*DOCUMENT SECTION*:
For memorial on Judge J. H. Collins, by Mr. W. O. Henderson, see Appendix.)

(For memorial on Hon. Stephen R. Harris, by Mr. Smith W. Bennett, see Appendix.)

(For memorial on Judge Eli S. Hammond, by Mr. J. Kent Hamilton, see Appendix.)

THE PRESIDENT:

There should have been a call of the various districts for deceased members yesterday, but when the addresses were concluded everybody was hungry and there appeared to be no chance for that. The Secretary will call the districts for the reports of deceased members.

The Secretary then called the First District.

JUDGE HERRON: I understand there has only been one death, that of Carl L. Nippert, and a statement in regard to him has been furnished.

Second District:

MR. C. R. GILMORE: The Chairman is not here and I wish to report the name of J. C. Patterson, one of the oldest members of the Second District. He died within the past year.

Third District: No report.
Fourth District: No report.

Fifth District:

MR. E. B. MCCARTER: I give the name of John G. McGuffey, one of the oldest members of the Columbus bar. He died last month.

MR. J. F. LANING: Mr. Chairman, I think from the Fourth Judicial District Judge Lynn W. Hull's name has not been mentioned. I presume there is some one from Sandusky to attend to it.

Sixth District: No report.

*TASK INPUTS*:
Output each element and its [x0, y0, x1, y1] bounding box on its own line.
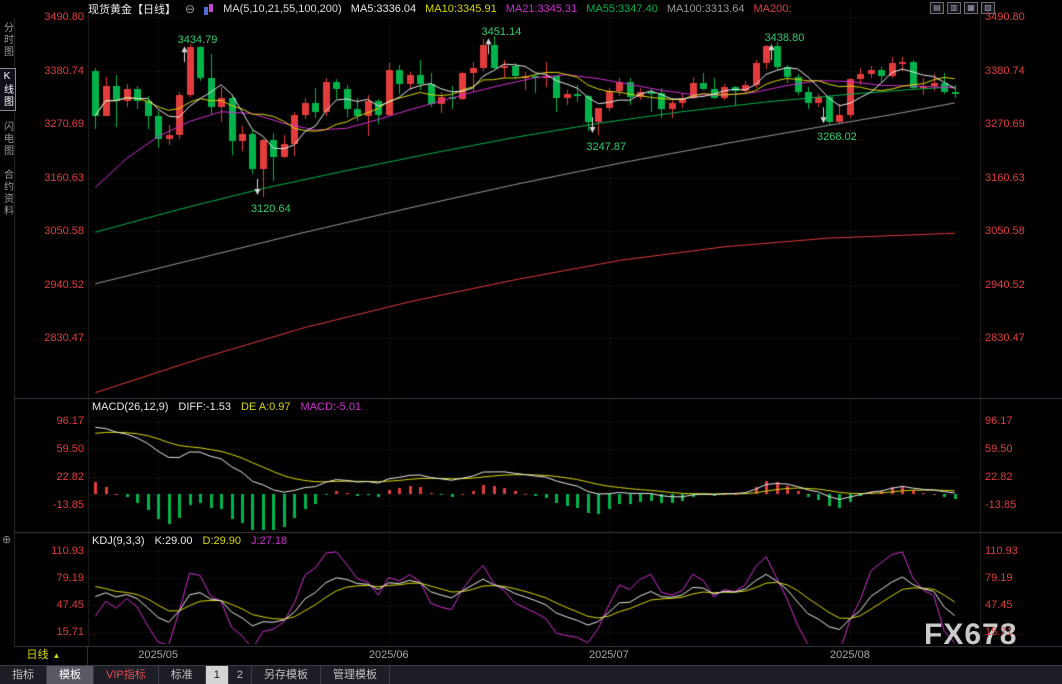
chart-layout-icons: ▤ ▥ ▦ ▧	[930, 2, 995, 14]
macd-indicator-row: MACD(26,12,9) DIFF:-1.53 DE A:0.97 MACD:…	[92, 401, 361, 413]
axis-label-left: 3050.58	[44, 225, 84, 237]
toolbar-button-8[interactable]: 管理模板	[321, 666, 390, 684]
indicator-settings-icon[interactable]: ⊕	[2, 534, 12, 546]
period-label: 日线	[26, 649, 49, 661]
ma-value-4: MA55:3347.40	[586, 3, 658, 15]
kdj-k-value: K:29.00	[154, 535, 193, 547]
axis-label-left: 96.17	[56, 415, 84, 427]
axis-label-left: 59.50	[56, 442, 84, 455]
ma-value-3: MA21:3345.31	[505, 3, 578, 15]
toolbar-button-1[interactable]: 指标	[0, 666, 47, 684]
axis-label-right: 110.93	[985, 545, 1018, 557]
collapse-icon[interactable]: ⊖	[185, 2, 196, 16]
axis-label-left: 15.71	[56, 626, 84, 638]
axis-label-right: 79.19	[985, 572, 1013, 584]
macd-name: MACD(26,12,9)	[92, 401, 169, 413]
layout-icon-1[interactable]: ▤	[930, 2, 944, 14]
toolbar-button-5[interactable]: 1	[205, 666, 229, 684]
chart-title: 现货黄金【日线】	[88, 4, 176, 16]
period-arrow-icon: ▲	[52, 651, 61, 660]
axis-label-right: 2940.52	[985, 278, 1025, 291]
layout-icon-4[interactable]: ▧	[981, 2, 995, 14]
ma-value-6: MA200:	[753, 3, 792, 15]
chart-header: 现货黄金【日线】 ⊖ MA(5,10,21,55,100,200) MA5:33…	[88, 1, 791, 17]
kdj-indicator-row: KDJ(9,3,3) K:29.00 D:29.90 J:27.18	[92, 535, 287, 547]
price-annotation: 3247.87	[586, 141, 627, 154]
ma-value-5: MA100:3313.64	[666, 3, 745, 15]
axis-label-left: 2830.47	[44, 332, 84, 344]
axis-label-left: 3270.69	[44, 118, 84, 130]
macd-dea-value: DE A:0.97	[241, 401, 291, 413]
toolbar-button-2[interactable]: 模板	[47, 666, 94, 684]
axis-label-left: 3380.74	[44, 64, 84, 77]
x-axis-label: 2025/05	[138, 649, 178, 661]
axis-label-right: 96.17	[985, 415, 1013, 427]
axis-label-right: 22.82	[985, 471, 1013, 483]
kdj-d-value: D:29.90	[202, 535, 242, 547]
layout-icon-3[interactable]: ▦	[964, 2, 978, 14]
axis-label-left: 110.93	[51, 545, 84, 557]
price-annotation: 3451.14	[481, 26, 522, 39]
price-annotation: 3434.79	[177, 34, 218, 47]
axis-label-right: 3050.58	[985, 225, 1025, 237]
kdj-name: KDJ(9,3,3)	[92, 535, 145, 547]
axis-label-right: 3160.63	[985, 171, 1025, 184]
ma-params-label: MA(5,10,21,55,100,200)	[223, 3, 342, 15]
ma-value-1: MA5:3336.04	[350, 3, 417, 15]
toolbar-button-6[interactable]: 2	[229, 666, 252, 684]
axis-label-right: 15.71	[985, 626, 1013, 638]
axis-label-left: 79.19	[56, 572, 84, 584]
axis-label-right: -13.85	[985, 499, 1017, 511]
price-annotation: 3268.02	[816, 131, 857, 144]
axis-label-left: 3160.63	[44, 171, 84, 184]
macd-diff-value: DIFF:-1.53	[178, 401, 231, 413]
chart-type-sidebar: 分时图 K线图闪电图合约资料	[0, 20, 16, 219]
ma-value-2: MA10:3345.91	[425, 3, 497, 15]
toolbar-button-4[interactable]: 标准	[159, 666, 206, 684]
x-axis-label: 2025/08	[830, 649, 870, 661]
sidebar-item-3[interactable]: 闪电图	[1, 121, 13, 157]
sidebar-item-1[interactable]: 分时图	[1, 22, 13, 58]
axis-label-right: 3490.80	[985, 11, 1025, 23]
axis-label-left: 3490.80	[44, 11, 84, 23]
kdj-j-value: J:27.18	[251, 535, 288, 547]
axis-label-right: 3380.74	[985, 64, 1025, 77]
sidebar-item-2[interactable]: K线图	[0, 68, 16, 111]
axis-label-right: 47.45	[985, 599, 1013, 611]
layout-icon-2[interactable]: ▥	[947, 2, 961, 14]
axis-label-right: 59.50	[985, 442, 1013, 455]
ma-style-icon[interactable]	[204, 3, 214, 15]
axis-label-left: 2940.52	[44, 278, 84, 291]
axis-label-left: 22.82	[56, 471, 84, 483]
price-annotation: 3120.64	[250, 202, 291, 215]
ma-values: MA5:3336.04 MA10:3345.91 MA21:3345.31 MA55:…	[351, 3, 792, 15]
toolbar-button-7[interactable]: 另存模板	[252, 666, 321, 684]
watermark: FX678	[924, 618, 1018, 651]
bottom-toolbar: 指标 模板 VIP指标 标准 1 2 另存模板 管理模板	[0, 665, 1062, 684]
toolbar-button-3[interactable]: VIP指标	[94, 666, 159, 684]
x-axis-label: 2025/06	[368, 649, 409, 661]
sidebar-item-4[interactable]: 合约资料	[1, 169, 13, 217]
axis-label-left: -13.85	[52, 499, 84, 511]
period-selector[interactable]: 日线 ▲	[0, 646, 88, 665]
price-annotation: 3438.80	[764, 32, 805, 45]
axis-label-right: 2830.47	[985, 332, 1025, 344]
axis-label-right: 3270.69	[985, 118, 1025, 130]
macd-macd-value: MACD:-5.01	[300, 401, 362, 413]
axis-label-left: 47.45	[56, 599, 84, 611]
x-axis-label: 2025/07	[588, 649, 629, 661]
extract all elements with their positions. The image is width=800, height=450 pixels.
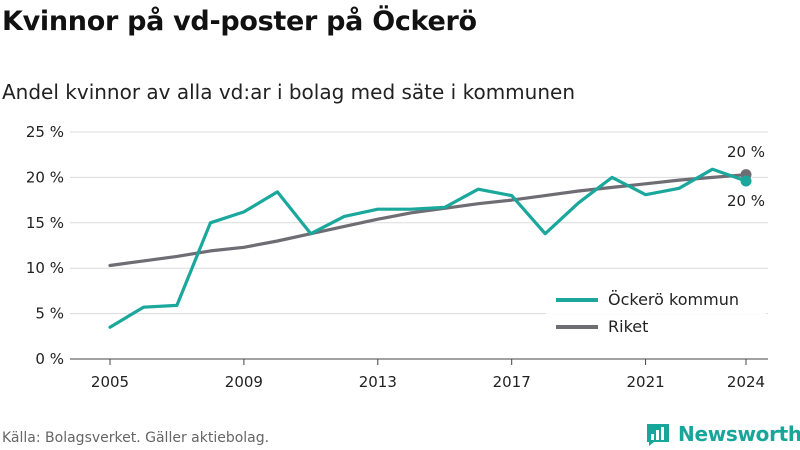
series-lines [108, 167, 748, 329]
y-tick-label: 5 % [35, 305, 64, 323]
end-point-ockero [740, 175, 752, 187]
legend-background [546, 283, 766, 345]
x-tick-label: 2017 [493, 373, 531, 391]
chart-title: Kvinnor på vd-poster på Öckerö [2, 6, 477, 37]
series-line-riket [108, 173, 748, 268]
y-tick-label: 10 % [26, 259, 64, 277]
end-labels: 20 % 20 % [727, 143, 765, 210]
gridlines [70, 131, 768, 360]
y-tick-label: 25 % [26, 123, 64, 141]
brand-name: Newsworthy [678, 422, 800, 446]
x-tick-label: 2024 [727, 373, 765, 391]
y-tick-label: 20 % [26, 168, 64, 186]
chart-subtitle: Andel kvinnor av alla vd:ar i bolag med … [2, 80, 575, 104]
x-axis: 2005 2009 2013 2017 2021 2024 [91, 359, 765, 391]
legend-label: Riket [608, 317, 648, 336]
y-axis: 0 % 5 % 10 % 15 % 20 % 25 % [26, 123, 64, 368]
brand-logo: Newsworthy [644, 420, 800, 448]
y-tick-label: 0 % [35, 350, 64, 368]
source-note: Källa: Bolagsverket. Gäller aktiebolag. [2, 430, 270, 446]
x-tick-label: 2013 [359, 373, 397, 391]
legend-label: Öckerö kommun [608, 290, 739, 309]
x-tick-label: 2021 [626, 373, 664, 391]
x-tick-label: 2005 [91, 373, 129, 391]
y-tick-label: 15 % [26, 214, 64, 232]
end-label-riket: 20 % [727, 143, 765, 161]
newsworthy-logo-icon [647, 424, 669, 446]
legend: Öckerö kommun Riket [546, 283, 766, 345]
x-tick-label: 2009 [225, 373, 263, 391]
end-label-ockero: 20 % [727, 192, 765, 210]
series-line-ockero [108, 167, 748, 329]
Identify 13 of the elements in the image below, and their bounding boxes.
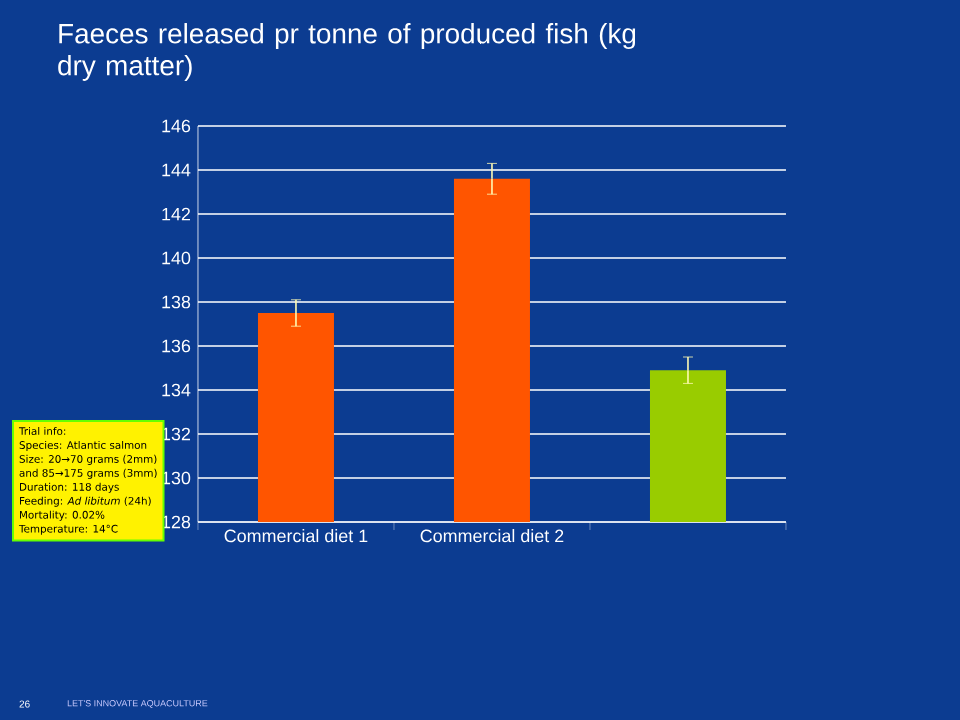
x-tick-label: Commercial diet 2: [420, 529, 564, 543]
x-tick-label: Commercial diet 1: [224, 529, 368, 543]
y-tick-label: 144: [162, 163, 191, 177]
y-tick-label: 138: [162, 295, 191, 309]
y-tick-label: 142: [162, 207, 191, 221]
y-tick-label: 134: [162, 383, 191, 397]
y-tick-label: 136: [162, 339, 191, 353]
chart-title: Faeces released pr tonne of produced fish (kg dry matter): [58, 23, 636, 81]
y-tick-label: 130: [162, 471, 191, 485]
y-tick-label: 128: [162, 515, 191, 529]
y-tick-label: 140: [162, 251, 191, 265]
y-tick-label: 146: [162, 119, 191, 133]
y-tick-label: 132: [162, 427, 191, 441]
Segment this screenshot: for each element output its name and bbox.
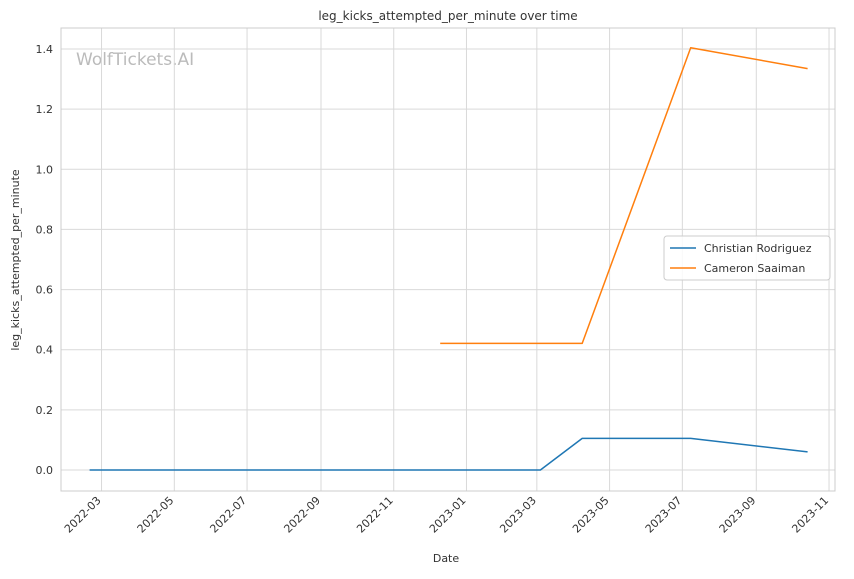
series-line-christian-rodriguez: [90, 438, 808, 470]
watermark: WolfTickets.AI: [76, 50, 194, 70]
x-tick-label: 2023-11: [789, 494, 831, 536]
y-tick-label: 1.0: [36, 163, 54, 176]
legend: Christian Rodriguez Cameron Saaiman: [664, 236, 830, 280]
y-tick-label: 1.2: [36, 103, 54, 116]
y-tick-label: 0.2: [36, 404, 54, 417]
x-tick-label: 2023-05: [570, 494, 612, 536]
series-line-cameron-saaiman: [440, 48, 807, 344]
y-tick-label: 1.4: [36, 43, 54, 56]
x-tick-label: 2022-09: [281, 494, 323, 536]
x-tick-label: 2022-11: [354, 494, 396, 536]
legend-label-cameron-saaiman: Cameron Saaiman: [704, 262, 805, 275]
x-axis-ticks: 2022-03 2022-05 2022-07 2022-09 2022-11 2023-…: [62, 494, 831, 536]
y-tick-label: 0.4: [36, 344, 54, 357]
y-tick-label: 0.8: [36, 223, 54, 236]
y-axis-label: leg_kicks_attempted_per_minute: [9, 169, 22, 351]
chart-title: leg_kicks_attempted_per_minute over time: [318, 9, 577, 23]
x-tick-label: 2023-03: [497, 494, 539, 536]
y-tick-label: 0.6: [36, 284, 54, 297]
x-tick-label: 2022-05: [135, 494, 177, 536]
x-tick-label: 2023-07: [643, 494, 685, 536]
x-axis-label: Date: [433, 552, 460, 565]
x-tick-label: 2022-03: [62, 494, 104, 536]
x-tick-label: 2022-07: [207, 494, 249, 536]
legend-label-christian-rodriguez: Christian Rodriguez: [704, 242, 812, 255]
y-tick-label: 0.0: [36, 464, 54, 477]
x-tick-label: 2023-09: [717, 494, 759, 536]
x-tick-label: 2023-01: [427, 494, 469, 536]
y-axis-ticks: 0.0 0.2 0.4 0.6 0.8 1.0 1.2 1.4: [36, 43, 54, 477]
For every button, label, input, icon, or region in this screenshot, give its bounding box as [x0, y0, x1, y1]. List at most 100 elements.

*EXERCISE INSTRUCTIONS*:
- A) Please copy the report on deceased members in full, word for word.
- B) In the records, swap "chart-subtitle" for "chart-caption" in the lines starting with the one containing "series-lines [108, 167, 748, 329]" and going on through the one containing "x-axis: 2005 2009", changing nothing else. Output only those lines.
The records are unrelated to the report on deceased members.

*RESPONSES FOR EACH TASK*:
- A)
For memorial on Judge J. H. Collins, by Mr. W. O. Henderson, see Appendix.)

(For memorial on Hon. Stephen R. Harris, by Mr. Smith W. Bennett, see Appendix.)

(For memorial on Judge Eli S. Hammond, by Mr. J. Kent Hamilton, see Appendix.)

THE PRESIDENT:

There should have been a call of the various districts for deceased members yesterday, but when the addresses were concluded everybody was hungry and there appeared to be no chance for that. The Secretary will call the districts for the reports of deceased members.

The Secretary then called the First District.

JUDGE HERRON: I understand there has only been one death, that of Carl L. Nippert, and a statement in regard to him has been furnished.

Second District:

MR. C. R. GILMORE: The Chairman is not here and I wish to report the name of J. C. Patterson, one of the oldest members of the Second District. He died within the past year.

Third District: No report.
Fourth District: No report.

Fifth District:

MR. E. B. MCCARTER: I give the name of John G. McGuffey, one of the oldest members of the Columbus bar. He died last month.

MR. J. F. LANING: Mr. Chairman, I think from the Fourth Judicial District Judge Lynn W. Hull's name has not been mentioned. I presume there is some one from Sandusky to attend to it.

Sixth District: No report.

- B)
series-lines [108, 167, 748, 329]
y-tick-label: 5 % [35, 305, 64, 323]
end-point-ockero [740, 175, 752, 187]
legend-background [546, 283, 766, 345]
x-tick-label: 2017 [493, 373, 531, 391]
chart-title: Kvinnor på vd-poster på Öckerö [2, 6, 477, 37]
series-line-riket [108, 173, 748, 268]
y-tick-label: 10 % [26, 259, 64, 277]
end-labels: 20 % 20 % [727, 143, 765, 210]
gridlines [70, 131, 768, 360]
y-tick-label: 25 % [26, 123, 64, 141]
brand-name: Newsworthy [678, 422, 800, 446]
x-tick-label: 2024 [727, 373, 765, 391]
y-tick-label: 20 % [26, 168, 64, 186]
chart-caption: Andel kvinnor av alla vd:ar i bolag med … [2, 80, 575, 104]
x-axis: 2005 2009 2013 2017 2021 2024 [91, 359, 765, 391]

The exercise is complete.